What to produce:
Your task is to output the data exactly as it stands.

Source records
▬▬▬▬▬▬
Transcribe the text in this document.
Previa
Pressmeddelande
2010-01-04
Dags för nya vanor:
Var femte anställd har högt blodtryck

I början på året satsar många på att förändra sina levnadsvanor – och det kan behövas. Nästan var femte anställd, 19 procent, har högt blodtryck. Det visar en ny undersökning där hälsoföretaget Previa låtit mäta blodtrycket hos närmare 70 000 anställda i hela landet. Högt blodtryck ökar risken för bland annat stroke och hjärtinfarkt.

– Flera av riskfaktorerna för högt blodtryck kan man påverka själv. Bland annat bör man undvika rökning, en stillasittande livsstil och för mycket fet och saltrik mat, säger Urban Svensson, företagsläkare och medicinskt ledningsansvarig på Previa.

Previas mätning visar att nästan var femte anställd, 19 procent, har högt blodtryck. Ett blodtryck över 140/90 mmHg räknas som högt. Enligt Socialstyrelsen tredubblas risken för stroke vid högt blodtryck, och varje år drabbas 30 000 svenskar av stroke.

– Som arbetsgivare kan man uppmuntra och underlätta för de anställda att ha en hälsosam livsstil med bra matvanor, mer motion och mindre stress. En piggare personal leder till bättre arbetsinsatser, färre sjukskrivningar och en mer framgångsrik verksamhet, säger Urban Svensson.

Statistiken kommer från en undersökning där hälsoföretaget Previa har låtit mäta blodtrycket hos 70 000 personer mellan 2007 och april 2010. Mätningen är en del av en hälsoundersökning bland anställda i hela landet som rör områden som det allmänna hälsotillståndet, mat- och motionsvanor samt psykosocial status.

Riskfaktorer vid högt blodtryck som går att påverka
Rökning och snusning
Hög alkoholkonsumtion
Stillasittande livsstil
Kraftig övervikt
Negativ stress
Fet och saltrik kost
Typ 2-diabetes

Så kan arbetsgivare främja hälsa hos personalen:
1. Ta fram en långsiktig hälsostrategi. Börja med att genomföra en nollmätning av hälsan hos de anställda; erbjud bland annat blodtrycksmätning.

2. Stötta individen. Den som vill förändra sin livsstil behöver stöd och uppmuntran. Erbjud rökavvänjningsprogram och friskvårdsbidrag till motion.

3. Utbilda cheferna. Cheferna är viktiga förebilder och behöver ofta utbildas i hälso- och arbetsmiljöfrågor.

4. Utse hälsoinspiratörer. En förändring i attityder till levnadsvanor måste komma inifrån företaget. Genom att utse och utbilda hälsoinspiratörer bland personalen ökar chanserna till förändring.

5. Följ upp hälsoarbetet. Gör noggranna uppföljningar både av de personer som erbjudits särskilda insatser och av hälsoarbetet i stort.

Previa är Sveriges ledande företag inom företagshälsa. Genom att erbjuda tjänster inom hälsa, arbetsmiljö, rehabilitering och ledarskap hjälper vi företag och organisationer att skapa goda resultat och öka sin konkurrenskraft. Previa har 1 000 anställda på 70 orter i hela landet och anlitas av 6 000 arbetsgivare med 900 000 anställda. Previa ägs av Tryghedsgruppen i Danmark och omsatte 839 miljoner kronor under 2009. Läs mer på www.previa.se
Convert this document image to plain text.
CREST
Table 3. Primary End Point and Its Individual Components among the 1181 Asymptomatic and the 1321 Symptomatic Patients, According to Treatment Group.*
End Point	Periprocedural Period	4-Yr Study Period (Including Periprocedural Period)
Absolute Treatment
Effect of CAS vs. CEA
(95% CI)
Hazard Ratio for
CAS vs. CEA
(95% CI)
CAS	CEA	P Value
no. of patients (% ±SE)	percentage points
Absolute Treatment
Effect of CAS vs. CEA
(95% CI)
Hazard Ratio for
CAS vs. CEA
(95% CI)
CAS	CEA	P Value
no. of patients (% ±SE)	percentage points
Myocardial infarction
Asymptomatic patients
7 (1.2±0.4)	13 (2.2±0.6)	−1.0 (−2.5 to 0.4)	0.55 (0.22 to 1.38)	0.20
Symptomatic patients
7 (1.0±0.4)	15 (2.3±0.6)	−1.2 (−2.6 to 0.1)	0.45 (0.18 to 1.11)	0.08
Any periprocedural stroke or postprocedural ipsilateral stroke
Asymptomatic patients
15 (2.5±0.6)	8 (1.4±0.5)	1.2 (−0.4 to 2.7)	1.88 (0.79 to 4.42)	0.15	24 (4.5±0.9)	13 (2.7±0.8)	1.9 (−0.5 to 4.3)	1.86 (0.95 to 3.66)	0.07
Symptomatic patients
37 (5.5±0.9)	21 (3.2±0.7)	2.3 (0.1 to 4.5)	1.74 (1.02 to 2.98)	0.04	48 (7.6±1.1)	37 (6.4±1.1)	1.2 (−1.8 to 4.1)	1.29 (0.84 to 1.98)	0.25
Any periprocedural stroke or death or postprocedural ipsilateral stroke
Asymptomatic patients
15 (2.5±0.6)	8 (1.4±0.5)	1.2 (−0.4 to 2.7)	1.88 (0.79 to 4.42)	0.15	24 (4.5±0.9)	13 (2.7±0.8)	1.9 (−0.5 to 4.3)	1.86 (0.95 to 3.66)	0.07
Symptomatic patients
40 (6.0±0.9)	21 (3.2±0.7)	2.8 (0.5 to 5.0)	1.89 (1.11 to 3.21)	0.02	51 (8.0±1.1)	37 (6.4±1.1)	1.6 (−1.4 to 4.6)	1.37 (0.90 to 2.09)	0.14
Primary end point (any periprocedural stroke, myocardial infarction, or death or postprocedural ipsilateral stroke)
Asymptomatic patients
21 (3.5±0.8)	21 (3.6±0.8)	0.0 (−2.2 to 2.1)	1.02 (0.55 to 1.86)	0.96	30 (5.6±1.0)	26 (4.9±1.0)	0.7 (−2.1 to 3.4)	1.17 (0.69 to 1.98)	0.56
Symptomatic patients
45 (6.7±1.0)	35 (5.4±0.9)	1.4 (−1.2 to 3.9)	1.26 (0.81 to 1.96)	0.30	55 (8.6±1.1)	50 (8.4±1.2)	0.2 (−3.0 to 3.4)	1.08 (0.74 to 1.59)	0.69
▬▬▬▬▬▬
Exercise result:
Transcribe the text in this document.
Previa
Pressmeddelande
2010-01-04
Dags för nya vanor:
Var femte anställd har högt blodtryck

I början på året satsar många på att förändra sina levnadsvanor – och det kan behövas. Nästan var femte anställd, 19 procent, har högt blodtryck. Det visar en ny undersökning där hälsoföretaget Previa låtit mäta blodtrycket hos närmare 70 000 anställda i hela landet. Högt blodtryck ökar risken för bland annat stroke och hjärtinfarkt.

– Flera av riskfaktorerna för högt blodtryck kan man påverka själv. Bland annat bör man undvika rökning, en stillasittande livsstil och för mycket fet och saltrik mat, säger Urban Svensson, företagsläkare och medicinskt ledningsansvarig på Previa.

Previas mätning visar att nästan var femte anställd, 19 procent, har högt blodtryck. Ett blodtryck över 140/90 mmHg räknas som högt. Enligt Socialstyrelsen tredubblas risken för stroke vid högt blodtryck, och varje år drabbas 30 000 svenskar av stroke.

– Som arbetsgivare kan man uppmuntra och underlätta för de anställda att ha en hälsosam livsstil med bra matvanor, mer motion och mindre stress. En piggare personal leder till bättre arbetsinsatser, färre sjukskrivningar och en mer framgångsrik verksamhet, säger Urban Svensson.

Statistiken kommer från en undersökning där hälsoföretaget Previa har låtit mäta blodtrycket hos 70 000 personer mellan 2007 och april 2010. Mätningen är en del av en hälsoundersökning bland anställda i hela landet som rör områden som det allmänna hälsotillståndet, mat- och motionsvanor samt psykosocial status.

Riskfaktorer vid högt blodtryck som går att påverka
Rökning och snusning
Hög alkoholkonsumtion
Stillasittande livsstil
Kraftig övervikt
Negativ stress
Fet och saltrik kost
Typ 2-diabetes

Så kan arbetsgivare främja hälsa hos personalen:
1. Ta fram en långsiktig hälsostrategi. Börja med att genomföra en nollmätning av hälsan hos de anställda; erbjud bland annat blodtrycksmätning.

2. Stötta individen. Den som vill förändra sin livsstil behöver stöd och uppmuntran. Erbjud rökavvänjningsprogram och friskvårdsbidrag till motion.

3. Utbilda cheferna. Cheferna är viktiga förebilder och behöver ofta utbildas i hälso- och arbetsmiljöfrågor.

4. Utse hälsoinspiratörer. En förändring i attityder till levnadsvanor måste komma inifrån företaget. Genom att utse och utbilda hälsoinspiratörer bland personalen ökar chanserna till förändring.

5. Följ upp hälsoarbetet. Gör noggranna uppföljningar både av de personer som erbjudits särskilda insatser och av hälsoarbetet i stort.

Previa är Sveriges ledande företag inom företagshälsa. Genom att erbjuda tjänster inom hälsa, arbetsmiljö, rehabilitering och ledarskap hjälper vi företag och organisationer att skapa goda resultat och öka sin konkurrenskraft. Previa har 1 000 anställda på 70 orter i hela landet och anlitas av 6 000 arbetsgivare med 900 000 anställda. Previa ägs av Tryghedsgruppen i Danmark och omsatte 839 miljoner kronor under 2009. Läs mer på www.previa.se
Convert this document image to plain text.
CREST
Table 3. Primary End Point and Its Individual Components among the 1181 Asymptomatic and the 1321 Symptomatic Patients, According to Treatment Group.*
End Point	Periprocedural Period	4-Yr Study Period (Including Periprocedural Period)
Absolute Treatment
Effect of CAS vs. CEA
(95% CI)
Hazard Ratio for
CAS vs. CEA
(95% CI)
CAS	CEA	P Value
no. of patients (% ±SE)	percentage points
Absolute Treatment
Effect of CAS vs. CEA
(95% CI)
Hazard Ratio for
CAS vs. CEA
(95% CI)
CAS	CEA	P Value
no. of patients (% ±SE)	percentage points
Myocardial infarction
Asymptomatic patients
7 (1.2±0.4)	13 (2.2±0.6)	−1.0 (−2.5 to 0.4)	0.55 (0.22 to 1.38)	0.20
Symptomatic patients
7 (1.0±0.4)	15 (2.3±0.6)	−1.2 (−2.6 to 0.1)	0.45 (0.18 to 1.11)	0.08
Any periprocedural stroke or postprocedural ipsilateral stroke
Asymptomatic patients
15 (2.5±0.6)	8 (1.4±0.5)	1.2 (−0.4 to 2.7)	1.88 (0.79 to 4.42)	0.15	24 (4.5±0.9)	13 (2.7±0.8)	1.9 (−0.5 to 4.3)	1.86 (0.95 to 3.66)	0.07
Symptomatic patients
37 (5.5±0.9)	21 (3.2±0.7)	2.3 (0.1 to 4.5)	1.74 (1.02 to 2.98)	0.04	48 (7.6±1.1)	37 (6.4±1.1)	1.2 (−1.8 to 4.1)	1.29 (0.84 to 1.98)	0.25
Any periprocedural stroke or death or postprocedural ipsilateral stroke
Asymptomatic patients
15 (2.5±0.6)	8 (1.4±0.5)	1.2 (−0.4 to 2.7)	1.88 (0.79 to 4.42)	0.15	24 (4.5±0.9)	13 (2.7±0.8)	1.9 (−0.5 to 4.3)	1.86 (0.95 to 3.66)	0.07
Symptomatic patients
40 (6.0±0.9)	21 (3.2±0.7)	2.8 (0.5 to 5.0)	1.89 (1.11 to 3.21)	0.02	51 (8.0±1.1)	37 (6.4±1.1)	1.6 (−1.4 to 4.6)	1.37 (0.90 to 2.09)	0.14
Primary end point (any periprocedural stroke, myocardial infarction, or death or postprocedural ipsilateral stroke)
Asymptomatic patients
21 (3.5±0.8)	21 (3.6±0.8)	0.0 (−2.2 to 2.1)	1.02 (0.55 to 1.86)	0.96	30 (5.6±1.0)	26 (4.9±1.0)	0.7 (−2.1 to 3.4)	1.17 (0.69 to 1.98)	0.56
Symptomatic patients
45 (6.7±1.0)	35 (5.4±0.9)	1.4 (−1.2 to 3.9)	1.26 (0.81 to 1.96)	0.30	55 (8.6±1.1)	50 (8.4±1.2)	0.2 (−3.0 to 3.4)	1.08 (0.74 to 1.59)	0.69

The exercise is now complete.